» **EXERCISE**
Retype the entries that begin at the line containing "table-row: Game Duration" and stop after the line containing "table-row: Goal Size", reproducing each one exactly.
#### SUPPLIED RECORDS
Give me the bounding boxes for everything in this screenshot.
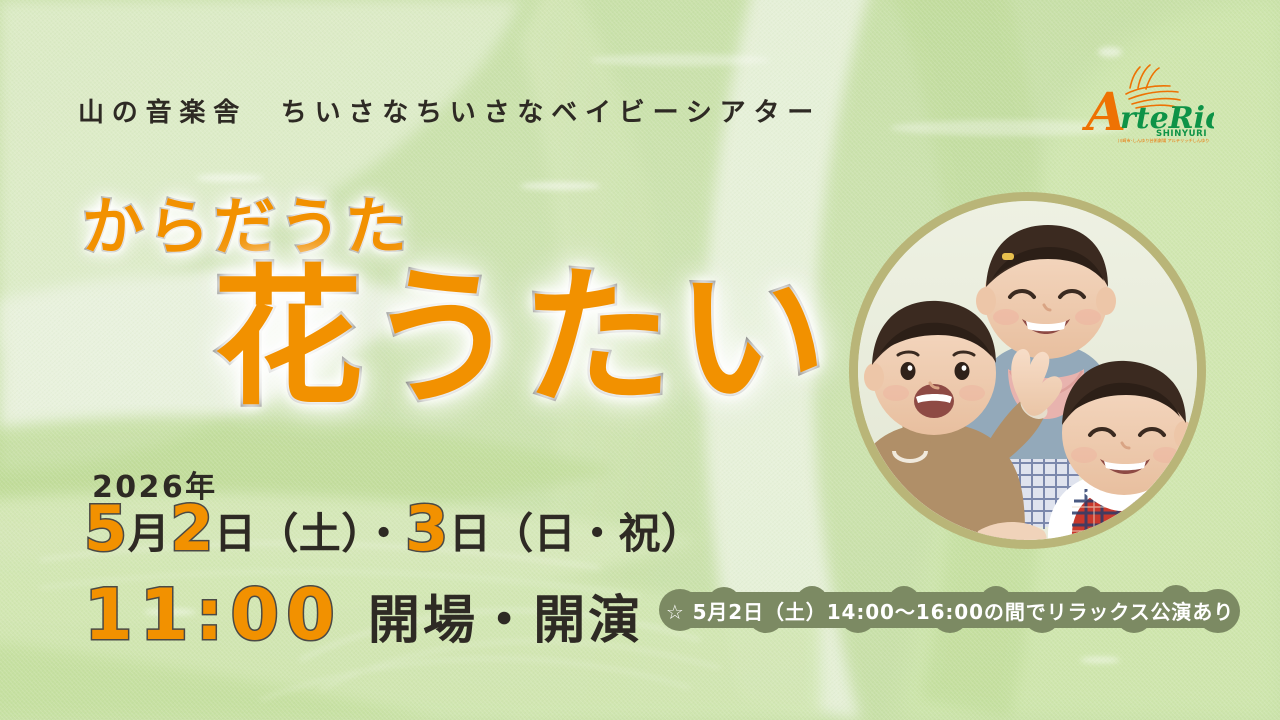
babies-photo-illustration	[858, 201, 1197, 540]
time-line: 11:00 開場・開演	[84, 580, 643, 650]
title-hanautai: 花うたい	[213, 264, 831, 414]
event-series-subtitle: 山の音楽舎 ちいさなちいさなベイビーシアター	[78, 92, 821, 129]
banner-text: ☆ 5月2日（土）14:00〜16:00の間でリラックス公演あり	[646, 584, 1254, 636]
arte-ricca-logo-svg: A rteRicca SHINYURI 川崎市･しんゆり芸術劇場 アルテリッチし…	[1074, 58, 1214, 143]
date-day1-number: 2	[170, 498, 214, 560]
relax-performance-banner: ☆ 5月2日（土）14:00〜16:00の間でリラックス公演あり	[646, 584, 1254, 636]
date-line: 5 月 2 日（土）・ 3 日（日・祝）	[84, 498, 703, 560]
arte-ricca-logo[interactable]: A rteRicca SHINYURI 川崎市･しんゆり芸術劇場 アルテリッチし…	[1074, 58, 1214, 143]
babies-photo-frame	[849, 192, 1206, 549]
logo-tiny-text: 川崎市･しんゆり芸術劇場 アルテリッチしんゆり	[1118, 137, 1209, 143]
start-time-label: 開場・開演	[368, 595, 644, 647]
start-time-value: 11:00	[84, 580, 342, 650]
date-month-number: 5	[84, 498, 128, 560]
poster-canvas: 山の音楽舎 ちいさなちいさなベイビーシアター A rteRicca SHINYU…	[0, 0, 1280, 720]
babies-photo	[858, 201, 1197, 540]
date-day1-unit: 日（土）・	[214, 513, 405, 555]
date-day2-unit: 日（日・祝）	[449, 513, 704, 555]
date-month-unit: 月	[128, 513, 170, 555]
date-day2-number: 3	[405, 498, 449, 560]
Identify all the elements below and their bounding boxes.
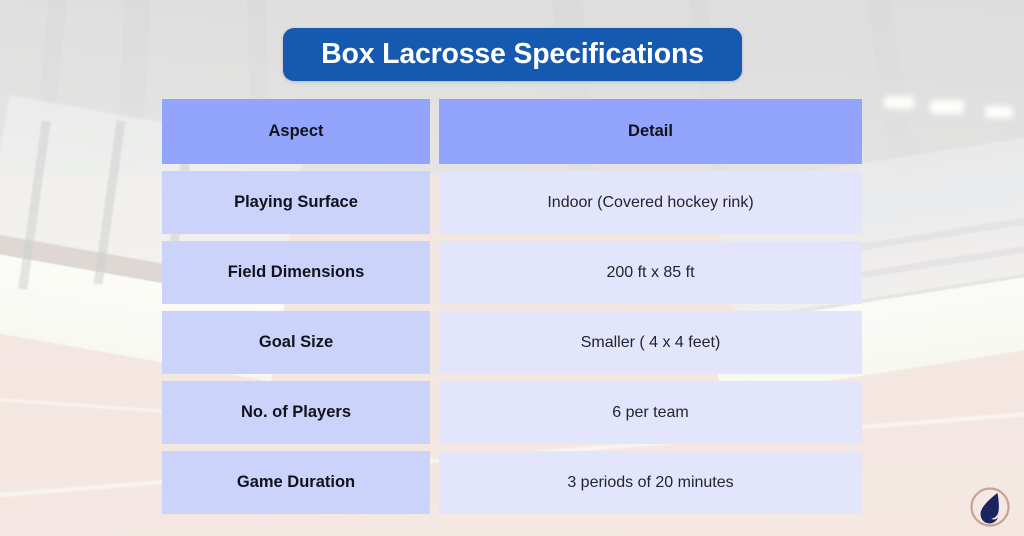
table-row: Game Duration 3 periods of 20 minutes xyxy=(162,451,862,514)
table-row: No. of Players 6 per team xyxy=(162,381,862,444)
cell-detail: 3 periods of 20 minutes xyxy=(439,451,862,514)
table-row: Field Dimensions 200 ft x 85 ft xyxy=(162,241,862,304)
table-row: Playing Surface Indoor (Covered hockey r… xyxy=(162,171,862,234)
cell-aspect: Goal Size xyxy=(162,311,430,374)
cell-detail: Indoor (Covered hockey rink) xyxy=(439,171,862,234)
table-header-row: Aspect Detail xyxy=(162,99,862,164)
cell-aspect: Playing Surface xyxy=(162,171,430,234)
brand-logo xyxy=(967,484,1013,530)
cell-detail: Smaller ( 4 x 4 feet) xyxy=(439,311,862,374)
column-header-aspect: Aspect xyxy=(162,99,430,164)
page-title: Box Lacrosse Specifications xyxy=(321,38,704,71)
cell-aspect: Game Duration xyxy=(162,451,430,514)
droplet-logo-icon xyxy=(967,484,1013,530)
cell-aspect: Field Dimensions xyxy=(162,241,430,304)
page-title-banner: Box Lacrosse Specifications xyxy=(283,28,742,81)
column-header-detail: Detail xyxy=(439,99,862,164)
cell-detail: 6 per team xyxy=(439,381,862,444)
logo-droplet xyxy=(981,493,999,523)
specifications-table: Aspect Detail Playing Surface Indoor (Co… xyxy=(162,99,862,514)
cell-detail: 200 ft x 85 ft xyxy=(439,241,862,304)
cell-aspect: No. of Players xyxy=(162,381,430,444)
table-row: Goal Size Smaller ( 4 x 4 feet) xyxy=(162,311,862,374)
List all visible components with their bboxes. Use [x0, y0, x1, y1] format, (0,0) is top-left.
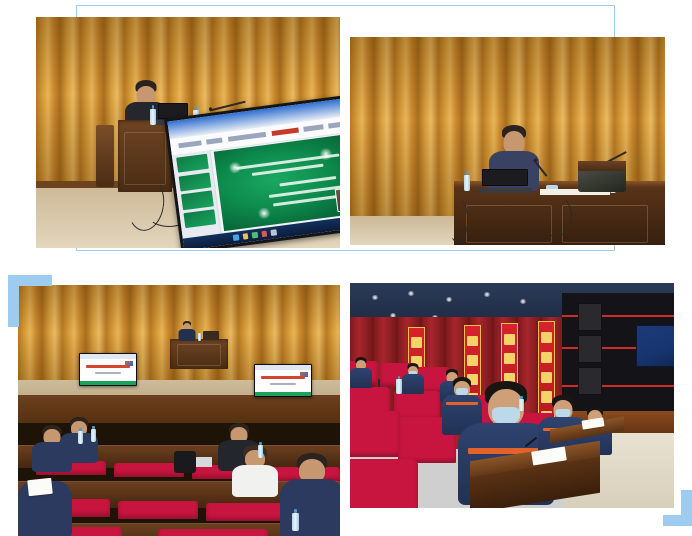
- notepad: [27, 478, 53, 496]
- toolbar-item: [271, 127, 298, 136]
- screen-subtitle-text: [95, 372, 122, 374]
- corner-bracket-bottom-right: [663, 490, 692, 526]
- screen-title-text: [261, 376, 306, 380]
- face-mask: [196, 457, 212, 467]
- screen-footer-bar: [80, 381, 136, 385]
- toolbar-item: [304, 124, 324, 132]
- bracket-arm-vertical: [681, 490, 692, 526]
- banner-character: [504, 334, 514, 345]
- podium-chair: [96, 125, 114, 187]
- water-bottle: [258, 445, 263, 458]
- taskbar-icon: [261, 230, 268, 237]
- water-bottle: [292, 513, 299, 531]
- screen-footer-bar: [255, 392, 311, 396]
- hanging-speaker: [578, 367, 602, 395]
- slide-text-line: [279, 176, 337, 187]
- stage-speaker: [178, 321, 196, 341]
- screen-logo: [125, 361, 133, 366]
- toolbar-item: [206, 137, 222, 144]
- seat: [158, 529, 268, 536]
- toolbar-item: [227, 131, 266, 141]
- photo-top-left: [36, 17, 340, 248]
- banner-character: [411, 337, 421, 348]
- seat-foreground: [350, 459, 418, 508]
- worker-body: [350, 368, 372, 388]
- water-bottle: [198, 333, 201, 341]
- lectern-top: [578, 161, 626, 171]
- photo-bottom-left: [18, 285, 340, 536]
- water-bottle: [91, 429, 96, 442]
- podium-equipment: [203, 331, 219, 340]
- blue-display-screen: [636, 325, 674, 367]
- laptop-base: [478, 188, 531, 193]
- slide-sparkle: [256, 207, 272, 220]
- collage-canvas: [0, 0, 692, 536]
- banner-character: [467, 355, 477, 366]
- photo-bottom-right: [350, 283, 674, 508]
- screen-title-text: [86, 365, 131, 369]
- toolbar-item: [178, 140, 202, 148]
- scene-auditorium-rear-view: [18, 285, 340, 536]
- speaker-torso: [179, 329, 196, 341]
- scene-lecture-stage: [36, 17, 340, 248]
- water-bottle: [464, 175, 470, 191]
- screen-subtitle-text: [270, 383, 297, 385]
- seat: [118, 501, 198, 519]
- speaker-laptop: [482, 169, 528, 193]
- seat: [206, 503, 286, 521]
- slide-sparkle: [318, 148, 334, 161]
- corner-bracket-bottom-left: [8, 275, 52, 327]
- bracket-arm-vertical: [8, 275, 19, 327]
- scene-conference-table: [350, 37, 665, 245]
- laptop-lid: [482, 169, 528, 186]
- banner-character: [504, 353, 514, 364]
- screen-header: [80, 354, 136, 359]
- toolbar-item: [328, 120, 340, 129]
- screen-content: [80, 354, 136, 385]
- seat: [350, 411, 400, 457]
- stage-podium: [170, 339, 228, 369]
- slide-text-line: [273, 195, 339, 207]
- ceiling-light: [446, 297, 452, 302]
- slide-thumbnail: [176, 154, 208, 173]
- black-bag: [578, 168, 626, 192]
- photo-top-right: [350, 37, 665, 245]
- screen-content: [255, 365, 311, 396]
- slide-thumbnail-pane: [172, 150, 222, 239]
- water-bottle: [396, 379, 402, 394]
- attendee-worker: [350, 357, 372, 387]
- attendee: [232, 445, 278, 497]
- worker-body: [402, 374, 424, 394]
- slide-thumbnail: [181, 191, 213, 210]
- attendee: [280, 453, 340, 536]
- screen-header: [255, 365, 311, 370]
- slide-thumbnail: [178, 172, 210, 191]
- slide-sparkle: [227, 161, 243, 174]
- banner-character: [541, 352, 551, 363]
- attendee-torso: [280, 479, 340, 536]
- hanging-speaker: [578, 303, 602, 331]
- display-screen-right: [254, 364, 312, 397]
- ceiling-light: [484, 292, 490, 297]
- table-panel: [562, 205, 648, 243]
- tv-panel: [167, 97, 340, 248]
- table-cable: [448, 197, 468, 243]
- hanging-speaker: [578, 335, 602, 363]
- ceiling-light: [408, 291, 414, 296]
- water-bottle: [78, 431, 83, 444]
- taskbar-icon: [252, 232, 259, 239]
- taskbar-icon: [271, 229, 278, 236]
- water-bottle: [150, 109, 156, 125]
- ceiling-light: [372, 295, 378, 300]
- taskbar-icon: [242, 233, 249, 240]
- water-bottle: [519, 399, 524, 411]
- screen-logo: [300, 372, 308, 377]
- ceiling-light: [520, 299, 526, 304]
- table-cable: [540, 195, 572, 237]
- banner-character: [541, 332, 551, 343]
- attendee-torso: [232, 465, 278, 497]
- scene-training-hall: [350, 283, 674, 508]
- table-panel: [466, 205, 552, 243]
- banner-character: [467, 336, 477, 347]
- slide-thumbnail: [183, 209, 215, 228]
- taskbar-icon: [233, 234, 240, 241]
- backpack: [174, 451, 196, 473]
- display-screen-left: [79, 353, 137, 386]
- attendee-worker: [402, 363, 424, 393]
- presentation-television: [164, 93, 340, 248]
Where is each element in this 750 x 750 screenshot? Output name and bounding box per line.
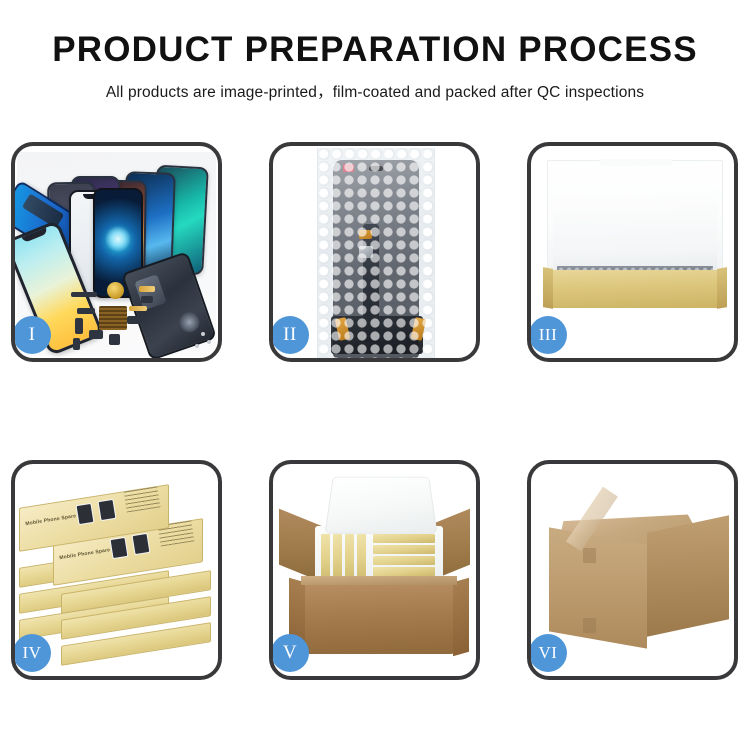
########
» **CORRECT OUTPUT**
table-row: Game Duration 3 periods of 20 minutes xyxy=(162,451,862,514)
table-row: No. of Players 6 per team xyxy=(162,381,862,444)
cell-detail: 3 periods of 20 minutes xyxy=(439,451,862,514)
table-row: Field Dimensions 200 ft x 85 ft xyxy=(162,241,862,304)
table-row: Playing Surface Indoor (Covered hockey r… xyxy=(162,171,862,234)
cell-aspect: Goal Size xyxy=(162,311,430,374)
cell-detail: Indoor (Covered hockey rink) xyxy=(439,171,862,234)
table-header-row: Aspect Detail xyxy=(162,99,862,164)
cell-aspect: Playing Surface xyxy=(162,171,430,234)
brand-logo xyxy=(967,484,1013,530)
cell-detail: Smaller ( 4 x 4 feet) xyxy=(439,311,862,374)
column-header-aspect: Aspect xyxy=(162,99,430,164)
page-title: Box Lacrosse Specifications xyxy=(321,38,704,71)
cell-aspect: Game Duration xyxy=(162,451,430,514)
droplet-logo-icon xyxy=(967,484,1013,530)
cell-aspect: Field Dimensions xyxy=(162,241,430,304)
page-title-banner: Box Lacrosse Specifications xyxy=(283,28,742,81)
column-header-detail: Detail xyxy=(439,99,862,164)
cell-detail: 6 per team xyxy=(439,381,862,444)
logo-droplet xyxy=(981,493,999,523)
specifications-table: Aspect Detail Playing Surface Indoor (Co… xyxy=(162,99,862,514)
cell-detail: 200 ft x 85 ft xyxy=(439,241,862,304)
cell-aspect: No. of Players xyxy=(162,381,430,444)
table-row: Goal Size Smaller ( 4 x 4 feet) xyxy=(162,311,862,374)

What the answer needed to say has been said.